§ What to work on
All lines holding the string "Pathobiology" should be copied from the data below.
++++ Data for this task
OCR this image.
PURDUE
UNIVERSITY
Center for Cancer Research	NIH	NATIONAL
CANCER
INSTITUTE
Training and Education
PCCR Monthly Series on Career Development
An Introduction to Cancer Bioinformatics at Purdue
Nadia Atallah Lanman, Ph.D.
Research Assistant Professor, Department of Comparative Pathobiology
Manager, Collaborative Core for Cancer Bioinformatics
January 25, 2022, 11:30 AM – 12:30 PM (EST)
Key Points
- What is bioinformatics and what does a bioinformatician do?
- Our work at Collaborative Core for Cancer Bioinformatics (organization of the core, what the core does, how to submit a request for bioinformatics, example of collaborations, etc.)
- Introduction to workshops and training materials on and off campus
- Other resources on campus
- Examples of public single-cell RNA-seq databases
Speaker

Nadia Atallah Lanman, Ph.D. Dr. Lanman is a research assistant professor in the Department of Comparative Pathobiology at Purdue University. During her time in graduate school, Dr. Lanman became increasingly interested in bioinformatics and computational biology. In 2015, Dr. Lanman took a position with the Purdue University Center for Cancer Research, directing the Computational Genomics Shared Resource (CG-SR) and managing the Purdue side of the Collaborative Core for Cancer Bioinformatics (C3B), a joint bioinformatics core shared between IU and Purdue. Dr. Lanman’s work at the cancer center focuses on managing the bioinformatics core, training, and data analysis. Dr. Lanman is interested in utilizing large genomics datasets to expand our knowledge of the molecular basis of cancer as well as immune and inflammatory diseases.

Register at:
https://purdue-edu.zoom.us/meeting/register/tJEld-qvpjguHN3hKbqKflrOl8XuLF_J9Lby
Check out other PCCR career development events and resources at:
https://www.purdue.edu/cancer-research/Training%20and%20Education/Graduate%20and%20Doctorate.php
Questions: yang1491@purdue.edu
++++++++
§ Output for this task
Research Assistant Professor, Department of Comparative Pathobiology
Nadia Atallah Lanman, Ph.D. Dr. Lanman is a research assistant professor in the Department of Comparative Pathobiology at Purdue University. During her time in graduate school, Dr. Lanman became increasingly interested in bioinformatics and computational biology. In 2015, Dr. Lanman took a position with the Purdue University Center for Cancer Research, directing the Computational Genomics Shared Resource (CG-SR) and managing the Purdue side of the Collaborative Core for Cancer Bioinformatics (C3B), a joint bioinformatics core shared between IU and Purdue. Dr. Lanman’s work at the cancer center focuses on managing the bioinformatics core, training, and data analysis. Dr. Lanman is interested in utilizing large genomics datasets to expand our knowledge of the molecular basis of cancer as well as immune and inflammatory diseases.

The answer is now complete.